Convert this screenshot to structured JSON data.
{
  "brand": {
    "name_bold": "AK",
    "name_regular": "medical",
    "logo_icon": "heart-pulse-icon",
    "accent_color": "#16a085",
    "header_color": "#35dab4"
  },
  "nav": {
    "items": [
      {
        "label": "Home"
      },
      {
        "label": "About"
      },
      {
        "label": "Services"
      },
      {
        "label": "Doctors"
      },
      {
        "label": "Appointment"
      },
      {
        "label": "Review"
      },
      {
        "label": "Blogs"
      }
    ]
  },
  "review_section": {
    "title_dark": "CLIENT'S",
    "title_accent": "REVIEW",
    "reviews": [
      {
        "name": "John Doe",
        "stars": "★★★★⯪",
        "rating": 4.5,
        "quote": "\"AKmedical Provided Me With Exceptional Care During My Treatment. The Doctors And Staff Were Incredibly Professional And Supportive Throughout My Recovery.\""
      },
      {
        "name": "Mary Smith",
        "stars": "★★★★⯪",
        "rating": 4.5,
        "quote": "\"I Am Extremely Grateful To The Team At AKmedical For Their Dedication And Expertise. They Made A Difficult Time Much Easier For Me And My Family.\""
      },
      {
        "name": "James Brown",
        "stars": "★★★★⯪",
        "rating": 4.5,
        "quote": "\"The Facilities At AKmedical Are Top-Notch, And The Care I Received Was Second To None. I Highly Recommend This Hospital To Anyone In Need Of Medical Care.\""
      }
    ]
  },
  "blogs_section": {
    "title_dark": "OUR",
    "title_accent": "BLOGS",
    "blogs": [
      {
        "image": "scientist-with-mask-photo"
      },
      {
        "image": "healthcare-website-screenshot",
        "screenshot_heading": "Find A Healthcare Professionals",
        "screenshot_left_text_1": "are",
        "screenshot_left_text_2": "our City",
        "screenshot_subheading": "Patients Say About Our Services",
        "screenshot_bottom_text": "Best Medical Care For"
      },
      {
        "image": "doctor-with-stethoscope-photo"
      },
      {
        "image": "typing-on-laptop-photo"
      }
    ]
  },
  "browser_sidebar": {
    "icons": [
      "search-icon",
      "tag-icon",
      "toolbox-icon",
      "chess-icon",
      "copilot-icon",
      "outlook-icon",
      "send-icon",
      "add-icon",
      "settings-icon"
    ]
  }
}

TASK GOAL: Copy out the entire listing again, word for word.

RESPONSE FOR THIS EXERCISE:
Convert this screenshot to structured JSON data.
{
  "brand": {
    "name_bold": "AK",
    "name_regular": "medical",
    "logo_icon": "heart-pulse-icon",
    "accent_color": "#16a085",
    "header_color": "#35dab4"
  },
  "nav": {
    "items": [
      {
        "label": "Home"
      },
      {
        "label": "About"
      },
      {
        "label": "Services"
      },
      {
        "label": "Doctors"
      },
      {
        "label": "Appointment"
      },
      {
        "label": "Review"
      },
      {
        "label": "Blogs"
      }
    ]
  },
  "review_section": {
    "title_dark": "CLIENT'S",
    "title_accent": "REVIEW",
    "reviews": [
      {
        "name": "John Doe",
        "stars": "★★★★⯪",
        "rating": 4.5,
        "quote": "\"AKmedical Provided Me With Exceptional Care During My Treatment. The Doctors And Staff Were Incredibly Professional And Supportive Throughout My Recovery.\""
      },
      {
        "name": "Mary Smith",
        "stars": "★★★★⯪",
        "rating": 4.5,
        "quote": "\"I Am Extremely Grateful To The Team At AKmedical For Their Dedication And Expertise. They Made A Difficult Time Much Easier For Me And My Family.\""
      },
      {
        "name": "James Brown",
        "stars": "★★★★⯪",
        "rating": 4.5,
        "quote": "\"The Facilities At AKmedical Are Top-Notch, And The Care I Received Was Second To None. I Highly Recommend This Hospital To Anyone In Need Of Medical Care.\""
      }
    ]
  },
  "blogs_section": {
    "title_dark": "OUR",
    "title_accent": "BLOGS",
    "blogs": [
      {
        "image": "scientist-with-mask-photo"
      },
      {
        "image": "healthcare-website-screenshot",
        "screenshot_heading": "Find A Healthcare Professionals",
        "screenshot_left_text_1": "are",
        "screenshot_left_text_2": "our City",
        "screenshot_subheading": "Patients Say About Our Services",
        "screenshot_bottom_text": "Best Medical Care For"
      },
      {
        "image": "doctor-with-stethoscope-photo"
      },
      {
        "image": "typing-on-laptop-photo"
      }
    ]
  },
  "browser_sidebar": {
    "icons": [
      "search-icon",
      "tag-icon",
      "toolbox-icon",
      "chess-icon",
      "copilot-icon",
      "outlook-icon",
      "send-icon",
      "add-icon",
      "settings-icon"
    ]
  }
}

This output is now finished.